#### DATA EXTRACT

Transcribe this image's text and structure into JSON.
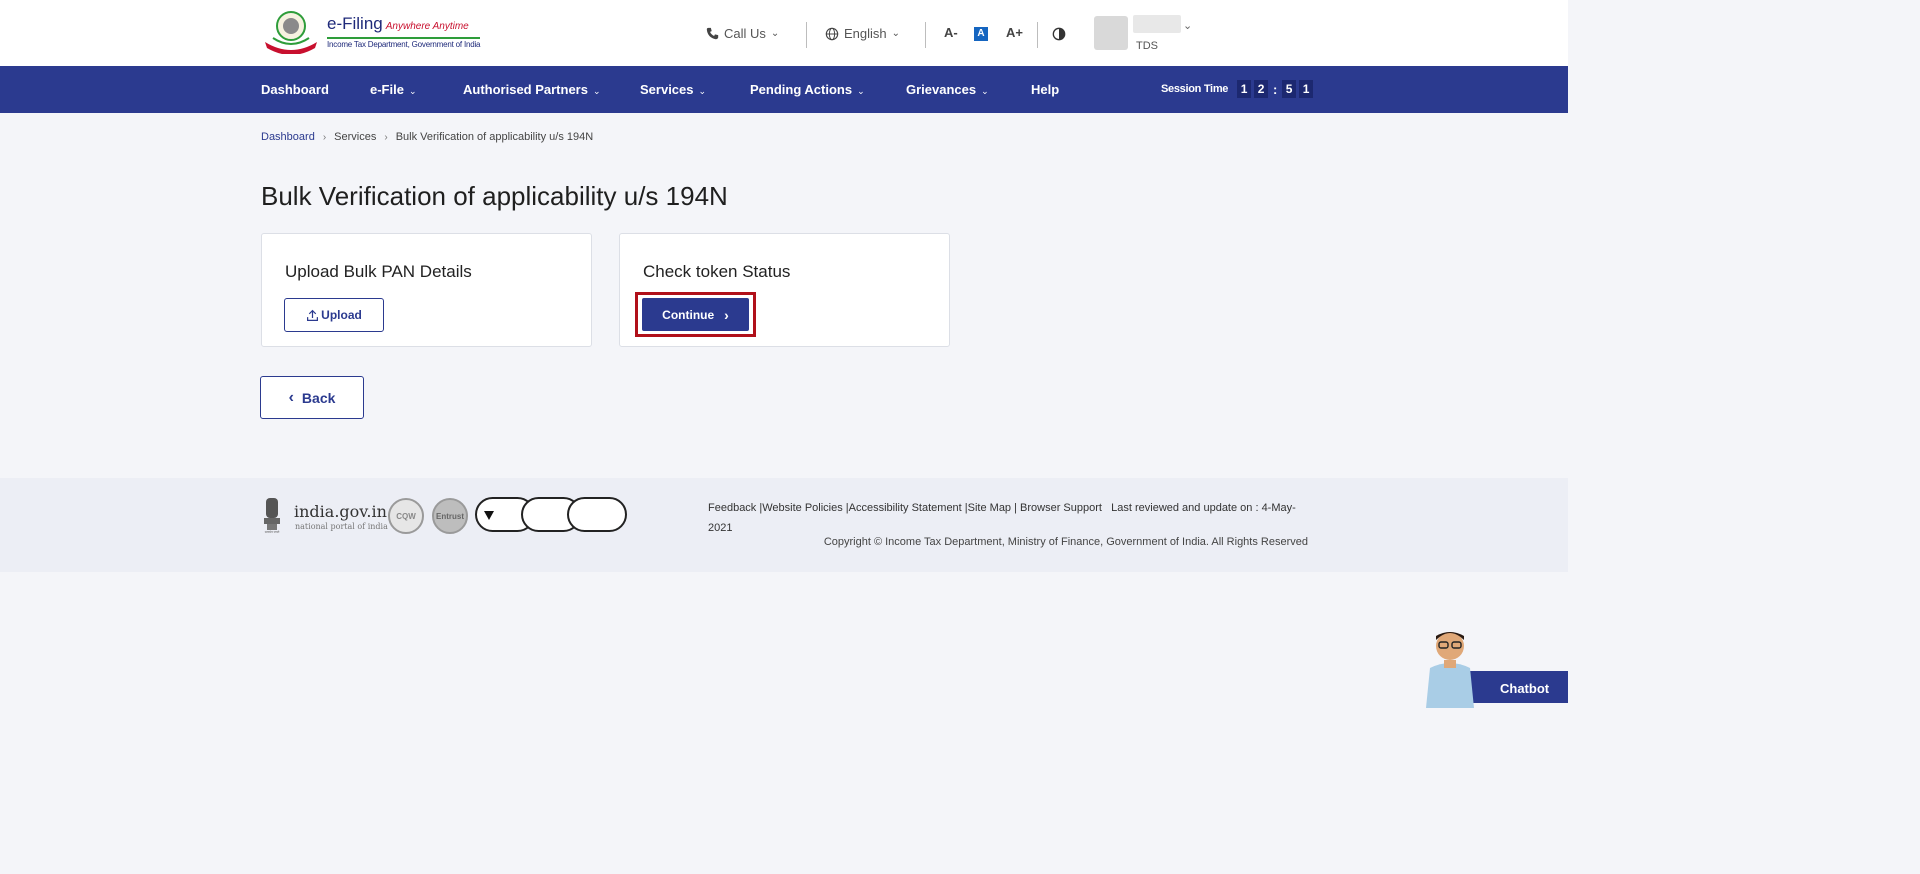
{
  "header": {
    "logo_title": "e-Filing",
    "logo_tagline": "Anywhere Anytime",
    "logo_subtitle": "Income Tax Department, Government of India",
    "call_us": "Call Us",
    "language": "English",
    "font_decrease": "A-",
    "font_normal": "A",
    "font_increase": "A+",
    "user_type": "TDS"
  },
  "nav": {
    "items": [
      {
        "label": "Dashboard",
        "has_menu": false
      },
      {
        "label": "e-File",
        "has_menu": true
      },
      {
        "label": "Authorised Partners",
        "has_menu": true
      },
      {
        "label": "Services",
        "has_menu": true
      },
      {
        "label": "Pending Actions",
        "has_menu": true
      },
      {
        "label": "Grievances",
        "has_menu": true
      },
      {
        "label": "Help",
        "has_menu": false
      }
    ],
    "session_label": "Session Time",
    "session_digits": [
      "1",
      "2",
      "5",
      "1"
    ]
  },
  "breadcrumb": {
    "home": "Dashboard",
    "services": "Services",
    "current": "Bulk Verification of applicability u/s 194N"
  },
  "page_title": "Bulk Verification of applicability u/s 194N",
  "cards": {
    "upload": {
      "title": "Upload Bulk PAN Details",
      "button": "Upload"
    },
    "token": {
      "title": "Check token Status",
      "button": "Continue"
    }
  },
  "back_button": "Back",
  "footer": {
    "india_gov": "india.gov.in",
    "india_gov_sub": "national portal of india",
    "badge_cqw": "CQW",
    "badge_entrust": "Entrust",
    "links": "Feedback |Website Policies |Accessibility Statement |Site Map | Browser Support",
    "last_reviewed": "Last reviewed and update on : 4-May-2021",
    "copyright": "Copyright © Income Tax Department, Ministry of Finance, Government of India. All Rights Reserved"
  },
  "chatbot": {
    "label": "Chatbot"
  },
  "colors": {
    "primary": "#2b3a8f",
    "highlight": "#b0101a"
  }
}
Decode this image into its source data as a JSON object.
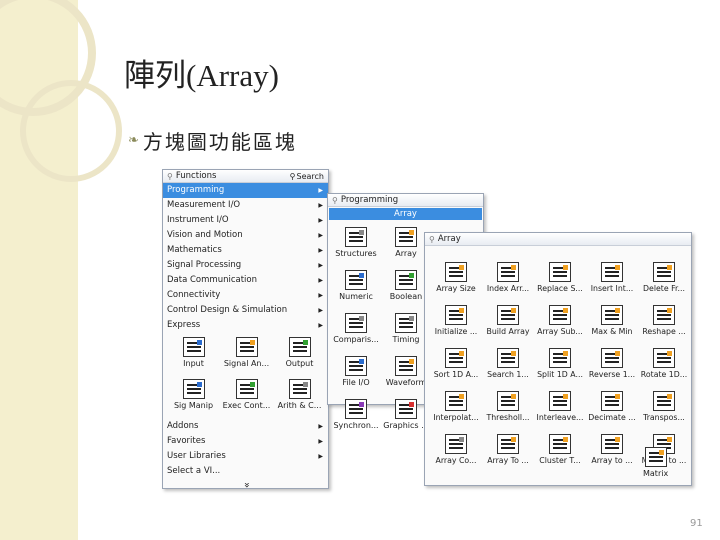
{
  "slide": {
    "title": "陣列(Array)",
    "bullet": "方塊圖功能區塊",
    "page_number": "91",
    "colors": {
      "band": "#f4efce",
      "selection": "#3b8de0"
    }
  },
  "functions_palette": {
    "title": "Functions",
    "search_label": "Search",
    "pin_icon": "pushpin-icon",
    "search_icon": "magnifier-icon",
    "categories": [
      {
        "label": "Programming",
        "selected": true
      },
      {
        "label": "Measurement I/O"
      },
      {
        "label": "Instrument I/O"
      },
      {
        "label": "Vision and Motion"
      },
      {
        "label": "Mathematics"
      },
      {
        "label": "Signal Processing"
      },
      {
        "label": "Data Communication"
      },
      {
        "label": "Connectivity"
      },
      {
        "label": "Control Design & Simulation"
      },
      {
        "label": "Express"
      }
    ],
    "express_icons": [
      "Input",
      "Signal An...",
      "Output",
      "Sig Manip",
      "Exec Cont...",
      "Arith & C..."
    ],
    "bottom_items": [
      {
        "label": "Addons"
      },
      {
        "label": "Favorites"
      },
      {
        "label": "User Libraries"
      },
      {
        "label": "Select a VI..."
      }
    ],
    "more_indicator": "»"
  },
  "programming_palette": {
    "title": "Programming",
    "selected_item": "Array",
    "items": [
      "Structures",
      "Array",
      "Numeric",
      "Boolean",
      "Comparis...",
      "Timing",
      "File I/O",
      "Waveform",
      "Synchron...",
      "Graphics ..."
    ]
  },
  "array_palette": {
    "title": "Array",
    "items": [
      "Array Size",
      "Index Arr...",
      "Replace S...",
      "Insert Int...",
      "Delete Fr...",
      "Initialize ...",
      "Build Array",
      "Array Sub...",
      "Max & Min",
      "Reshape ...",
      "Sort 1D A...",
      "Search 1...",
      "Split 1D A...",
      "Reverse 1...",
      "Rotate 1D...",
      "Interpolat...",
      "Thresholl...",
      "Interleave...",
      "Decimate ...",
      "Transpos...",
      "Array Co...",
      "Array To ...",
      "Cluster T...",
      "Array to ...",
      "Matrix to ..."
    ],
    "last_item": "Matrix"
  }
}
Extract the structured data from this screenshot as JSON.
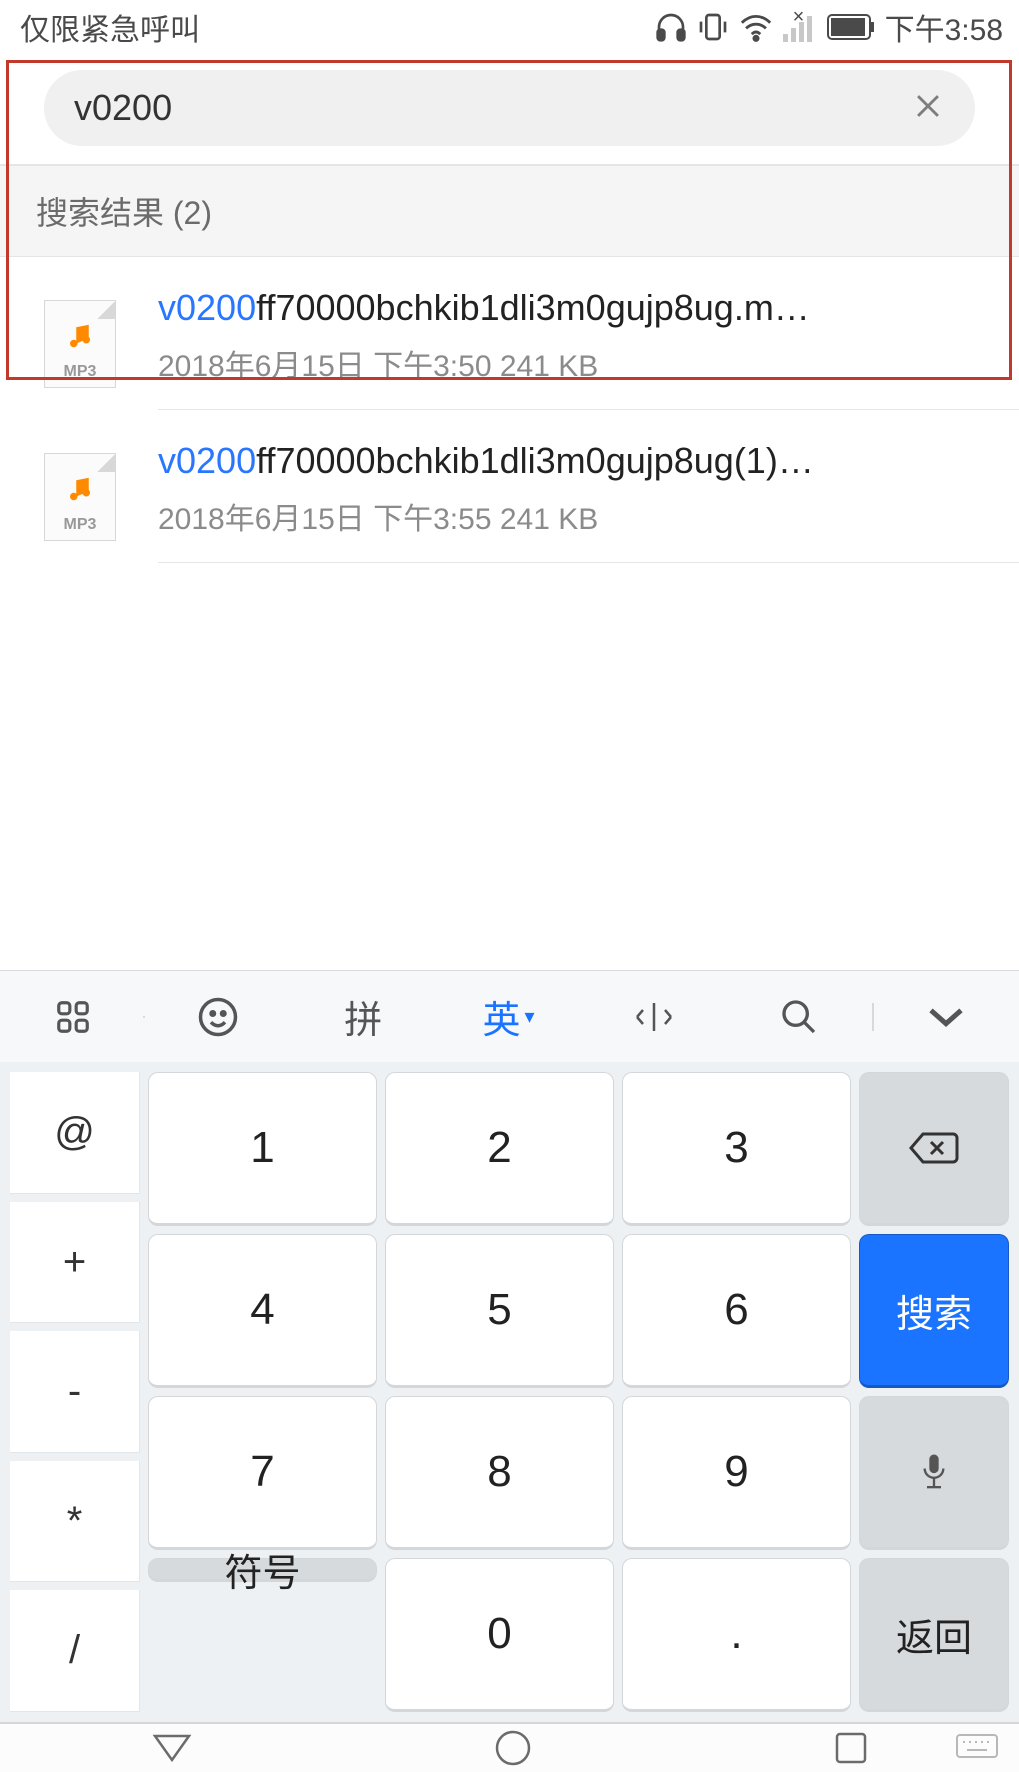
{
  "status": {
    "carrier": "仅限紧急呼叫",
    "time": "下午3:58"
  },
  "search": {
    "value": "v0200"
  },
  "results": {
    "header": "搜索结果 (2)",
    "items": [
      {
        "highlight": "v0200",
        "rest": "ff70000bchkib1dli3m0gujp8ug.m…",
        "ext": "MP3",
        "meta": "2018年6月15日 下午3:50 241 KB"
      },
      {
        "highlight": "v0200",
        "rest": "ff70000bchkib1dli3m0gujp8ug(1)…",
        "ext": "MP3",
        "meta": "2018年6月15日 下午3:55 241 KB"
      }
    ]
  },
  "keyboard": {
    "top": {
      "pinyin": "拼",
      "english": "英",
      "collapse": ""
    },
    "side_left": [
      "@",
      "+",
      "-",
      "*",
      "/"
    ],
    "numpad": [
      [
        "1",
        "2",
        "3"
      ],
      [
        "4",
        "5",
        "6"
      ],
      [
        "7",
        "8",
        "9"
      ],
      [
        "符号",
        "0",
        "."
      ]
    ],
    "action": "搜索",
    "back": "返回"
  }
}
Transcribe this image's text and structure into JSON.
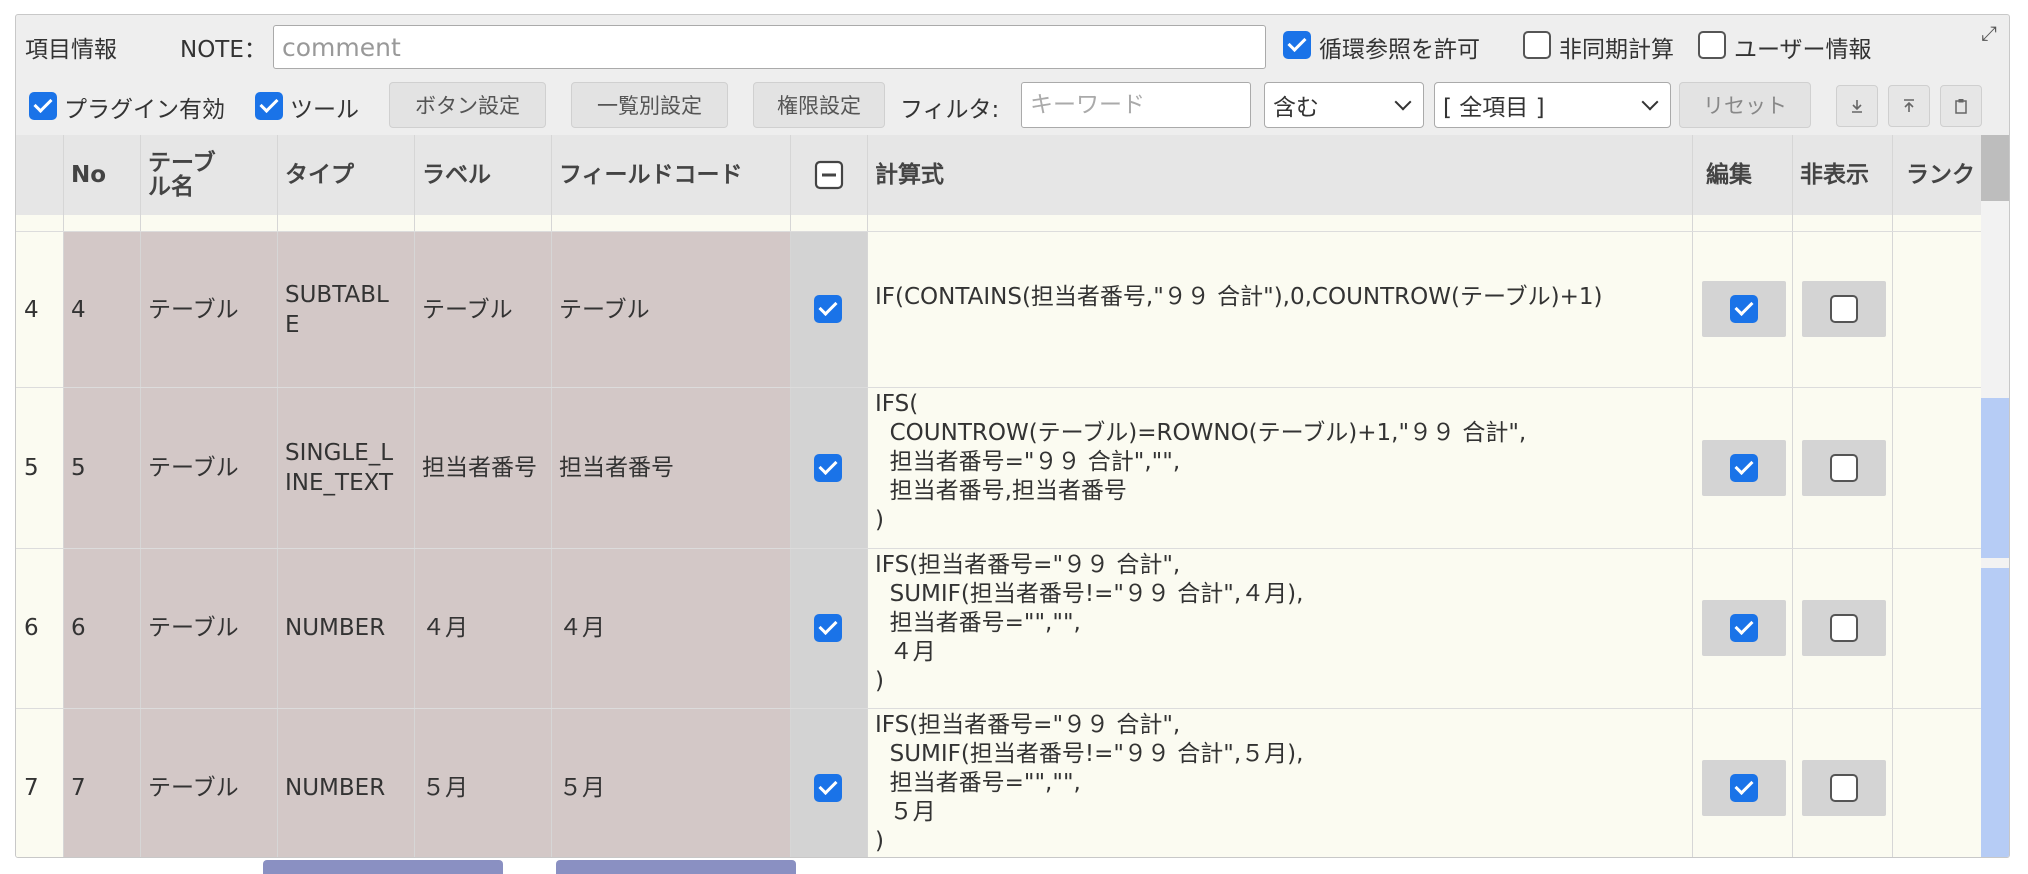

#### THE REQUEST
A single figure is required: the number of lines above in which the word "Bulk" occurs.

#### WRITTEN RESPONSE
3